THE TASK -> In the listing below, locate the lines bearing the word "Rehberliği". Copy every one of them.
:: EXTRACTED DATA
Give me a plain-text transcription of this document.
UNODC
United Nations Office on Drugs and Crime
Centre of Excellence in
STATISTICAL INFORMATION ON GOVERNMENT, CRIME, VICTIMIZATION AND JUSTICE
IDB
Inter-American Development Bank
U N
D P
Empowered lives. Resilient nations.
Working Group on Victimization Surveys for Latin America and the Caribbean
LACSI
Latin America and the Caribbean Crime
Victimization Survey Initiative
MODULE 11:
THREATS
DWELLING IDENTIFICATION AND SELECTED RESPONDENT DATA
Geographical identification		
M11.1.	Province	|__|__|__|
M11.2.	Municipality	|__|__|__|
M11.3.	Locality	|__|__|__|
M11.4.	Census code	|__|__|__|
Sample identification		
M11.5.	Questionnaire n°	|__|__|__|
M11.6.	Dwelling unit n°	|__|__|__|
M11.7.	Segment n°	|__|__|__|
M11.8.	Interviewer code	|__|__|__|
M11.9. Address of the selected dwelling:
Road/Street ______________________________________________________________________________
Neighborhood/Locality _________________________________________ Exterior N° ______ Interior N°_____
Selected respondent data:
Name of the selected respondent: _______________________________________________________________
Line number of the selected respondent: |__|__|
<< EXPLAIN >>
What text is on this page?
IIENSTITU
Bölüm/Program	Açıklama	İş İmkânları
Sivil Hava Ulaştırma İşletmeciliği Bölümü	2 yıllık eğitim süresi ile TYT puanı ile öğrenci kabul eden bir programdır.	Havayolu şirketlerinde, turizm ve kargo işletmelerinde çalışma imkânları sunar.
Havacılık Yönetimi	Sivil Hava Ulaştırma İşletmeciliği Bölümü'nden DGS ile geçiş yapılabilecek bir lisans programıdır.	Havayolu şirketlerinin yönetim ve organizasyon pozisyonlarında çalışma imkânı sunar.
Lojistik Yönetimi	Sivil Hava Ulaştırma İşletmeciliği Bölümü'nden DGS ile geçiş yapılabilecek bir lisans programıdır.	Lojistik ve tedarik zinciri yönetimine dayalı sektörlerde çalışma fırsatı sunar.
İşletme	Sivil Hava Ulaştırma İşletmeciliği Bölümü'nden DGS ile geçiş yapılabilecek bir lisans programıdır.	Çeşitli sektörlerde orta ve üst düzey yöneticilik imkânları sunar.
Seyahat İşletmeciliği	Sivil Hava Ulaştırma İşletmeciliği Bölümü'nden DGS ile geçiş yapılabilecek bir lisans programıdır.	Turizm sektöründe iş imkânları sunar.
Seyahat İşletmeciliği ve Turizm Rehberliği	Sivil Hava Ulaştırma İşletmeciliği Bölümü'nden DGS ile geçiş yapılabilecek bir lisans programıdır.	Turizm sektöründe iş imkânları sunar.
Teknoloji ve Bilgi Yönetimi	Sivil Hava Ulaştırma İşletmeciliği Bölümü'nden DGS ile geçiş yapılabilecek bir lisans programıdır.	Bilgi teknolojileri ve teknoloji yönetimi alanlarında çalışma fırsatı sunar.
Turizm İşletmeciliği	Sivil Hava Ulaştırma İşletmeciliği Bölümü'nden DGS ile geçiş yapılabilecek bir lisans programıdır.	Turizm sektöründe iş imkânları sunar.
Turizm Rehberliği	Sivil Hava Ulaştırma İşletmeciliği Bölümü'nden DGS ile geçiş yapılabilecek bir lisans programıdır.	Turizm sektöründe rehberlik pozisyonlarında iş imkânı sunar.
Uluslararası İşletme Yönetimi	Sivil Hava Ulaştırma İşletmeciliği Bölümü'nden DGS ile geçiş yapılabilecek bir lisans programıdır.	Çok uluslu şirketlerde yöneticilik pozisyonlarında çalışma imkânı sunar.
::::
ANSWER TO THIS EXERCISE ->
Seyahat İşletmeciliği ve Turizm Rehberliği	Sivil Hava Ulaştırma İşletmeciliği Bölümü'nden DGS ile geçiş yapılabilecek bir lisans programıdır.	Turizm sektöründe iş imkânları sunar.
Turizm Rehberliği	Sivil Hava Ulaştırma İşletmeciliği Bölümü'nden DGS ile geçiş yapılabilecek bir lisans programıdır.	Turizm sektöründe rehberlik pozisyonlarında iş imkânı sunar.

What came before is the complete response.